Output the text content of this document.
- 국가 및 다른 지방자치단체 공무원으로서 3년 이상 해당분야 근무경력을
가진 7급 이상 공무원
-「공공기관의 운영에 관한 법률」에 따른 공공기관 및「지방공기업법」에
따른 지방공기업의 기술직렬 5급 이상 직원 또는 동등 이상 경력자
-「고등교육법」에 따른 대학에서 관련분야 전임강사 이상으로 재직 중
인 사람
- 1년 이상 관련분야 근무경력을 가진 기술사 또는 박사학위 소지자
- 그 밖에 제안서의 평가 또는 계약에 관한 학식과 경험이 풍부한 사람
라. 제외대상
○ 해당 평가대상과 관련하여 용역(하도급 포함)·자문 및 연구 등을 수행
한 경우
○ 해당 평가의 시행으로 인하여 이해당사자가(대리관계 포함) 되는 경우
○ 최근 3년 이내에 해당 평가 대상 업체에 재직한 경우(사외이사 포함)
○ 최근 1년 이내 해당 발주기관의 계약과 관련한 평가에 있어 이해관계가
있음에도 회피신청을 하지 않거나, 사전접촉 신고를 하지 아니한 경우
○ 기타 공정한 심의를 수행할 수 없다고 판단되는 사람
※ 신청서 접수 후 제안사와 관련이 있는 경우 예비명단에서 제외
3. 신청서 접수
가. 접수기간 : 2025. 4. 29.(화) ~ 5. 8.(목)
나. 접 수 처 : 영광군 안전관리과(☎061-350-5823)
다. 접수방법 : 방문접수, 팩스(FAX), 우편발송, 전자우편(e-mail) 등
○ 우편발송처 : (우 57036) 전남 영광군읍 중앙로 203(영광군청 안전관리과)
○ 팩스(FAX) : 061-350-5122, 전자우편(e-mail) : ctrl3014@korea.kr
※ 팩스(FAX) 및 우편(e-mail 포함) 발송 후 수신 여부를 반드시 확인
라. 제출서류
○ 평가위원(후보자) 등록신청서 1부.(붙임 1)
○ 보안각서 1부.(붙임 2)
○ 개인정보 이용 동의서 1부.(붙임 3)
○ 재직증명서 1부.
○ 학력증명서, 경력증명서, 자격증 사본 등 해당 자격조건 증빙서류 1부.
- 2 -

==

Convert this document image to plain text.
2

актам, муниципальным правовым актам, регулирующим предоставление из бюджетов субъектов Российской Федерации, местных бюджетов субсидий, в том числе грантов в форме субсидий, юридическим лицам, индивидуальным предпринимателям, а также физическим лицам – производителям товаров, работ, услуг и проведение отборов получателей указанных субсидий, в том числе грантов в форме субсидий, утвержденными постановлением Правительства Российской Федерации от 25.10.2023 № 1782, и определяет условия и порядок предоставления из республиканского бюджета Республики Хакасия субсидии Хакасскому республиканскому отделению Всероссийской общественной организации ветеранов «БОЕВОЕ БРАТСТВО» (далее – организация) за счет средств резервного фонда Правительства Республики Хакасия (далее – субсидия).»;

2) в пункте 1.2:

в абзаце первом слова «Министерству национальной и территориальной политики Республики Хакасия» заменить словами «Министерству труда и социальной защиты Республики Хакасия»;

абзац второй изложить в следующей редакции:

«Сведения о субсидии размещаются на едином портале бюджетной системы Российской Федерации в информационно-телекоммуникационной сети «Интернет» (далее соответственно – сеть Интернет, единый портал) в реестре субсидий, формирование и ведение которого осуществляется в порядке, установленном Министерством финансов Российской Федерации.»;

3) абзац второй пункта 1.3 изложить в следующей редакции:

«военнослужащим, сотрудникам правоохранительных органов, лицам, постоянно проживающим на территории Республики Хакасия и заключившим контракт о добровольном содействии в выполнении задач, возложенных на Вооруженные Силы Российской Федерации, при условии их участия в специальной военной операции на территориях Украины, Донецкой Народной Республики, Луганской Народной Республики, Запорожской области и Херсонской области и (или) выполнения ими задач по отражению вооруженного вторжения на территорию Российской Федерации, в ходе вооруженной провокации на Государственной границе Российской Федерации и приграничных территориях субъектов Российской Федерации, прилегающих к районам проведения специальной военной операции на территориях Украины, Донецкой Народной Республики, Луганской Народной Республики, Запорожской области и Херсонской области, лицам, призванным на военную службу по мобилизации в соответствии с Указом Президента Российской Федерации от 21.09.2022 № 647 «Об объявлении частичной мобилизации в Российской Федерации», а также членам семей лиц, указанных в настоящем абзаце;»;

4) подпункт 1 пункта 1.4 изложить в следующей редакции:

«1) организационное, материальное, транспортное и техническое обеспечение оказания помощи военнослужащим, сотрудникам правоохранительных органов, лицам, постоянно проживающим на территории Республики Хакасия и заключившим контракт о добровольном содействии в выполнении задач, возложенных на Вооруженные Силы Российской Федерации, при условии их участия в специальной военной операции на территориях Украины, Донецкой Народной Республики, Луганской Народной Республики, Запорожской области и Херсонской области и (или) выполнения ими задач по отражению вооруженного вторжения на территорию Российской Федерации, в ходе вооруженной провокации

==

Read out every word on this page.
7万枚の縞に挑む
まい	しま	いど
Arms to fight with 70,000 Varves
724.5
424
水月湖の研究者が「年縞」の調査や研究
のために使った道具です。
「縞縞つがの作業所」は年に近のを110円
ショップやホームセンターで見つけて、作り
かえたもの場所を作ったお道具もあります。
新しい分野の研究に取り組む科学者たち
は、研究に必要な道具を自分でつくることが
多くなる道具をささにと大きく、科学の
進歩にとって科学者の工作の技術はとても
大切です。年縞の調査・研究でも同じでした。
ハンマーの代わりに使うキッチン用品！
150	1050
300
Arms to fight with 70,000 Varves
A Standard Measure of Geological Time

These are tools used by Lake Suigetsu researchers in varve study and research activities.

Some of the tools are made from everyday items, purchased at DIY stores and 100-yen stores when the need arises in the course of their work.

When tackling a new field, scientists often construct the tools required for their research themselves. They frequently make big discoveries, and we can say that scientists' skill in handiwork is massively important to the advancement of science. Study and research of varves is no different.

**Problem details**:
Copy each line of the data that contains the word "изложить".

**Solution to this exercise**:
абзац второй изложить в следующей редакции:
3) абзац второй пункта 1.3 изложить в следующей редакции:
4) подпункт 1 пункта 1.4 изложить в следующей редакции:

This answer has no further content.